Assignment A -
Answer these questions using the text on Moyo's free-trade views, each on its own line:
(i) What does Moyo blame for the "globalized losers"?
(ii) For how many years has the American family farmer been targeted for extinction?
(iii) What word does Moyo put in place of "famine" among the Four Horsemen of the Apocalypse?
Assignment B -
Continue the text on Moyo's free-trade views from the point where it stops.

━━━━━ Excerpted text

Her answer: protectionism! It is the protectionist policy of the West, especially in the agricultural sector, that is responsible for the “globalized losers.” For her, the virtual slave-labor wages that Africans have been reduced to accepting, would turn them into “winners” in the free-market economy, if it were not for subsidies to American and European farmers, and tariffs on other manufacturing products. Many well-meaning African leaders unfortunately fall into this trap of blaming American and European subsidies for the demise of their agricultural sectors.

This simply is not true. The American family farmer has been targeted for extinction for 30 years, allowing the food supply to be controlled by a tiny group of unregulated food cartels. This is another product of globalization, which has to a large degree already succeeded in forcing most nations into food import dependency, endangering their national security. This is yet another good reason to end globalization and put the WTO out of existence, as Lyndon and Helga LaRouche called for in June 2008.

Moyo is so obsessed with defending free trade, that she attempts to cover up its genocidal effects in Africa by removing “famine” from the Four Horseman of Apocalypse, and replacing it with “corruption.” She continues: “On pure wages alone, Africa should dominate the world’s manufacturing slot (manufacturing does tend to employ lowly skilled, so Africa’s poor education showing ought not to hamper its prospects of becoming a manufacturing engine).” She is upset that these poor countries cannot effectively market the slave-labor conditions of her African brothers and sisters in the globalized economy.

━━━━━━━━━━
━━━━━ Data supplied

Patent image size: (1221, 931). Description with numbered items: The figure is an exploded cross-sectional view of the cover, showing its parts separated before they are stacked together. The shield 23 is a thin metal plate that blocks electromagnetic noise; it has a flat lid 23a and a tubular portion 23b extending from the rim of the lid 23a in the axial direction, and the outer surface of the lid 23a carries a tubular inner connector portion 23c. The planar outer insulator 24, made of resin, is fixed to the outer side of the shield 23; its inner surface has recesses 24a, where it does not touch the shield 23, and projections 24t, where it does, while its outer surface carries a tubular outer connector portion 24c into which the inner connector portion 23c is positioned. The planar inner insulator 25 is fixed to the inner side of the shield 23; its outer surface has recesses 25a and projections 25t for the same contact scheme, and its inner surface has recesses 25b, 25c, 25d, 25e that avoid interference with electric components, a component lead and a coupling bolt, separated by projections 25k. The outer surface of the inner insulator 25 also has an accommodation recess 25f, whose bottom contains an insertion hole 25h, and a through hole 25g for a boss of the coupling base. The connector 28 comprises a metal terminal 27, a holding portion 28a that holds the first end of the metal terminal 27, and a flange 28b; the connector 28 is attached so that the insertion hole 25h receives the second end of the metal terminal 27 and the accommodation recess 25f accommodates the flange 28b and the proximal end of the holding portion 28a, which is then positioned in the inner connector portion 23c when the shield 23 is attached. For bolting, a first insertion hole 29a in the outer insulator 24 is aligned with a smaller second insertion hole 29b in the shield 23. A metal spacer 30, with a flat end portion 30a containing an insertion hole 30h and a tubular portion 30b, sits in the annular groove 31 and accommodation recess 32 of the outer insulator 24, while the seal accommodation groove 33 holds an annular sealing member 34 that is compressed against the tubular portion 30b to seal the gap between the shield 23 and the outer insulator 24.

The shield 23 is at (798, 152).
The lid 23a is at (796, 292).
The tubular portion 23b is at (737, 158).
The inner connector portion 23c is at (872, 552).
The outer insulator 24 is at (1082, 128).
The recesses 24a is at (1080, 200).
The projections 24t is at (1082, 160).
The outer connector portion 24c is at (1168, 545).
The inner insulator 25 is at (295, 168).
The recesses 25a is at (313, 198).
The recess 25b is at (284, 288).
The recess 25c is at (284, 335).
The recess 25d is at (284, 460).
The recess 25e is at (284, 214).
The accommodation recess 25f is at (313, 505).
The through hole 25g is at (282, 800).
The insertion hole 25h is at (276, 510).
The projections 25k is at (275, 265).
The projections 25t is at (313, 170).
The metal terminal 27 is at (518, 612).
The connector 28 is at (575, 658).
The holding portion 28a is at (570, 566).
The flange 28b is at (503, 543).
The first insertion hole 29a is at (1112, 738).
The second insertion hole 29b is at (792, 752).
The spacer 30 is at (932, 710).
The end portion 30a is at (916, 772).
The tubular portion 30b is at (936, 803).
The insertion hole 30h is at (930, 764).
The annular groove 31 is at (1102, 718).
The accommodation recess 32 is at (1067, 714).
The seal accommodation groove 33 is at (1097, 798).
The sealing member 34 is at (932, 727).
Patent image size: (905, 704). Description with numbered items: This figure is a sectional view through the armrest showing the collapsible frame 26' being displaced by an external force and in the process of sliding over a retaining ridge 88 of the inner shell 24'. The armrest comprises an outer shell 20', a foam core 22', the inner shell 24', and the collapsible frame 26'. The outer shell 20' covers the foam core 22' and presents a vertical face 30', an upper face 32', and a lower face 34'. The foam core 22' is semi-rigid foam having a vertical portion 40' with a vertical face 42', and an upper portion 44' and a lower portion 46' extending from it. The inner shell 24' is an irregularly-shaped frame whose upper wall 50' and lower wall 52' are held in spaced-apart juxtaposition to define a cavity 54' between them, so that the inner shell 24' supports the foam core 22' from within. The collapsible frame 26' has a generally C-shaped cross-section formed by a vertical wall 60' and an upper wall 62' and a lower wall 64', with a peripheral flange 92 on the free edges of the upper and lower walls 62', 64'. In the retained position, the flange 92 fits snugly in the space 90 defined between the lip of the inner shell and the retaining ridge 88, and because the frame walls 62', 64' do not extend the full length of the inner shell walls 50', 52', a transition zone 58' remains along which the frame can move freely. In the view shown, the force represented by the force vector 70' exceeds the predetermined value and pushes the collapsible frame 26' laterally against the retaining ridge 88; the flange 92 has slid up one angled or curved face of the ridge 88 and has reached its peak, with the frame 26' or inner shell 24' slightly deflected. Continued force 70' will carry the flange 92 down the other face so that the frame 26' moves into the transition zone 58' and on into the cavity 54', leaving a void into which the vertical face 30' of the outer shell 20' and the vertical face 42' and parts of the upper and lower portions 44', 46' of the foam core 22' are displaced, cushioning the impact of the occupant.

━━━━━━━━━━

Exercise result A -
(i) Protectionism: the protectionist policy of the West, especially in the agricultural sector.
(ii) 30 years.
(iii) "Corruption."

Exercise result B -
Moyo can’t wait for the aid to Africa nations to be terminated. Then they will forced to accept public-private partnerships, which will be controlled by the same financiers who indebted Africa and bankrupted the world economy. This is a “good start,” says Moyo, “as are the billions of dollars of smart money (hedge funds, the international banks, private equity funds) now going to Africa. Africa’s era of private capital is only now beginning, and this trend has to be nurtured in order for it to continue.” Nurture hedge funds in Africa? Isn’t Africa suffering enough? It was, and is, the speculative orgy of hedge funds and the like, run by investment houses like Goldman Sachs, that destroyed the world economy!

Unfortunately, many Africans are so angry at the failure of their governments, that they buy into Moyo’s line. African nations have never been allowed to develop. The British and other colonial powers made sure that no regional infrastructure was ever built, dooming those countries to permanent underdevelopment. There is no “objective” problem in developing sovereign national economies in Africa; it was the conscious British, and later U.S.-adopted policy of genocide that caused the horrible conditions of life in sub-Saharan Africa.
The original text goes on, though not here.